[Data entries]
=====
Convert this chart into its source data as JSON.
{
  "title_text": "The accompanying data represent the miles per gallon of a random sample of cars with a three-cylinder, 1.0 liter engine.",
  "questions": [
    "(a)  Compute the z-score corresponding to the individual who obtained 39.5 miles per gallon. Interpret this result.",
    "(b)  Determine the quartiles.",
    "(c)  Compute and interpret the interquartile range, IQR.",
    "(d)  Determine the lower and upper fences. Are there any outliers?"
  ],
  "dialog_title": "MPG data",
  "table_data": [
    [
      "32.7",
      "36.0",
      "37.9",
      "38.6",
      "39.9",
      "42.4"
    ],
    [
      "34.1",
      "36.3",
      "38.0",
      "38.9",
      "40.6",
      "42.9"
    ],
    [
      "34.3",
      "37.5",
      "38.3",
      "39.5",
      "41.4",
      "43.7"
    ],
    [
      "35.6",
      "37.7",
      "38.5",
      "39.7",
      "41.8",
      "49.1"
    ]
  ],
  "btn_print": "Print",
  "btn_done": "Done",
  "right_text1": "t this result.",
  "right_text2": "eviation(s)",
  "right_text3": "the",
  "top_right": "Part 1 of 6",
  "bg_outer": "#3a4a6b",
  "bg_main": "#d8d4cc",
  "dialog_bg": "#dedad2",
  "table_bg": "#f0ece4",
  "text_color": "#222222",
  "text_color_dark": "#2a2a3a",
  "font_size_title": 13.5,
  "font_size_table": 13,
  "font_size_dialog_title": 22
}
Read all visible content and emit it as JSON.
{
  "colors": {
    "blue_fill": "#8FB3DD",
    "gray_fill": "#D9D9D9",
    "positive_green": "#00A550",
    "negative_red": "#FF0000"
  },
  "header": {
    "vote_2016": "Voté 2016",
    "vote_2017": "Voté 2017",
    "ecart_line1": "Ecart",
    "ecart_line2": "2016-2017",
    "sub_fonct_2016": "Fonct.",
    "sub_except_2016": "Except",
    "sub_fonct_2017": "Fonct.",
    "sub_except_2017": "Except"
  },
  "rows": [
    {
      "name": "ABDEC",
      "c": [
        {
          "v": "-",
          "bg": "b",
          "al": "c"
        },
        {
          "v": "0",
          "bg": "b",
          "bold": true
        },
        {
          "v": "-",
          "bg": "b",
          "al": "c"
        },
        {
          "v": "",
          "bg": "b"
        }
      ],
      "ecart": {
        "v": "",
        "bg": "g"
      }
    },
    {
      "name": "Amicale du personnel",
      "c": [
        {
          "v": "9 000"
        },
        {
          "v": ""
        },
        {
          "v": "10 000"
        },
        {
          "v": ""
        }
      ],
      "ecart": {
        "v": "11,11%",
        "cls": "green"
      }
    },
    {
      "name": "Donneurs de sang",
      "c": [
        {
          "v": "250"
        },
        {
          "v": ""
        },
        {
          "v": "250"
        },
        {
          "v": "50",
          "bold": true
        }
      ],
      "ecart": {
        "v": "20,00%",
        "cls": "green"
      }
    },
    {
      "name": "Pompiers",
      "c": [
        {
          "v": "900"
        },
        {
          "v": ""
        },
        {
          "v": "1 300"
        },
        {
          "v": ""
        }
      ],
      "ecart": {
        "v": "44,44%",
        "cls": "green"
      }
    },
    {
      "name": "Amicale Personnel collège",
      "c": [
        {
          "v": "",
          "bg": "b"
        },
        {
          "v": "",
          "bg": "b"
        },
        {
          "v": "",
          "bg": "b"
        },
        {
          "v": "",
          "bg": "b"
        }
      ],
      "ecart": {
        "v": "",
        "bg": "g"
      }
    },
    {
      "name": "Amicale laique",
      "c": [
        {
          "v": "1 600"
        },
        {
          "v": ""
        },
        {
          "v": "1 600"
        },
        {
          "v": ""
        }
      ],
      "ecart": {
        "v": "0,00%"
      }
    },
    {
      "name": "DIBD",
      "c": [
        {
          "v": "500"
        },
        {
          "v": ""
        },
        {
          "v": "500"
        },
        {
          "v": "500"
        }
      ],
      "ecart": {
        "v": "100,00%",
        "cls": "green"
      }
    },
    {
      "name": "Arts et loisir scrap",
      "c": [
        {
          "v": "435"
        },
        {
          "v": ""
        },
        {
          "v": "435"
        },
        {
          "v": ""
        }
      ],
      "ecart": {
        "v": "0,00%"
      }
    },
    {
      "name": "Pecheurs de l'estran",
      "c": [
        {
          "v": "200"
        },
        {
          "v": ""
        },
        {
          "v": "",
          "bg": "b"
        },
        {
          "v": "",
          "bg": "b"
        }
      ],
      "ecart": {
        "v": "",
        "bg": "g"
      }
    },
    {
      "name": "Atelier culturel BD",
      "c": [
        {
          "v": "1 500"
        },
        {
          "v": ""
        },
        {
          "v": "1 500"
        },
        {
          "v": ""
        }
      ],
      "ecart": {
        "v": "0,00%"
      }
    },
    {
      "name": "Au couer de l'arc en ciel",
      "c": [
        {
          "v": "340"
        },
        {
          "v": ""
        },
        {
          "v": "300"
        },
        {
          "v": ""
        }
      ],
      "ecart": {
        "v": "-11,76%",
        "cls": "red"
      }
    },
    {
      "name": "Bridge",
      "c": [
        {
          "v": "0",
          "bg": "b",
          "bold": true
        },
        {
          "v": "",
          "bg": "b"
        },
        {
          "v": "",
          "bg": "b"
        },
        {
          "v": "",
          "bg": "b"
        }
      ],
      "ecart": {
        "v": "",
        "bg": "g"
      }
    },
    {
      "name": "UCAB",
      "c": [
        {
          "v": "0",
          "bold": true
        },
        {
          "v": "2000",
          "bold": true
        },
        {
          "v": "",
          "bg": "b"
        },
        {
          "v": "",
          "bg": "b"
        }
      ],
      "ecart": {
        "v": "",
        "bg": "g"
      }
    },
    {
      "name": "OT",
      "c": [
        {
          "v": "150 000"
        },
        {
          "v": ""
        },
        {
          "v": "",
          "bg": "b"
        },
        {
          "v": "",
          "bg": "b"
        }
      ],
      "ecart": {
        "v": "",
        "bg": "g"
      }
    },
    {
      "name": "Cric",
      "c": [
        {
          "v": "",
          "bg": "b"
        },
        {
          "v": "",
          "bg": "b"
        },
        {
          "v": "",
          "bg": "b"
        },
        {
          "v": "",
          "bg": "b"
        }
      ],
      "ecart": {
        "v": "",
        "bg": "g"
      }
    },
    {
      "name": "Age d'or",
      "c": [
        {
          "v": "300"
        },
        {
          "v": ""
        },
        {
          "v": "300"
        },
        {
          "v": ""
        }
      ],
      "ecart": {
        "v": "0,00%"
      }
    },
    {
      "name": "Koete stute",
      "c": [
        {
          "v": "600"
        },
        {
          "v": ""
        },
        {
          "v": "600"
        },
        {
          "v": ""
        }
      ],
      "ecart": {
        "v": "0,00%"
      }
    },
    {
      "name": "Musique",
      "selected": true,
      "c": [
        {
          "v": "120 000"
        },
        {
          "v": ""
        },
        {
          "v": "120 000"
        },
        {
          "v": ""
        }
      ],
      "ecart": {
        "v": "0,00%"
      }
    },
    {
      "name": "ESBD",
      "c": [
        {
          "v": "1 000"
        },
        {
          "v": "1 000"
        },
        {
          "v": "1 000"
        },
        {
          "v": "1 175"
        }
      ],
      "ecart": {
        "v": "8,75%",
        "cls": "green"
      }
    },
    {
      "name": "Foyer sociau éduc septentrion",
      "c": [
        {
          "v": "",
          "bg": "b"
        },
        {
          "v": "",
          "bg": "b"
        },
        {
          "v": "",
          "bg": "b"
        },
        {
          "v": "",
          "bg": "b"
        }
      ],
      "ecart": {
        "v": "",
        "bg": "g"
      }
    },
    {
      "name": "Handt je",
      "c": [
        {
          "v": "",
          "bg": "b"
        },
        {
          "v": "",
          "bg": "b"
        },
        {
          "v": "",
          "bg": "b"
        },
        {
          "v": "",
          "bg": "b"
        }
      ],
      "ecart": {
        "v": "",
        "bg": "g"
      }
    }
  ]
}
=====
| Challenge |
Reply with nothing but a number: how many lines of the entries above contain the string "Voté"?

| Solution below |
2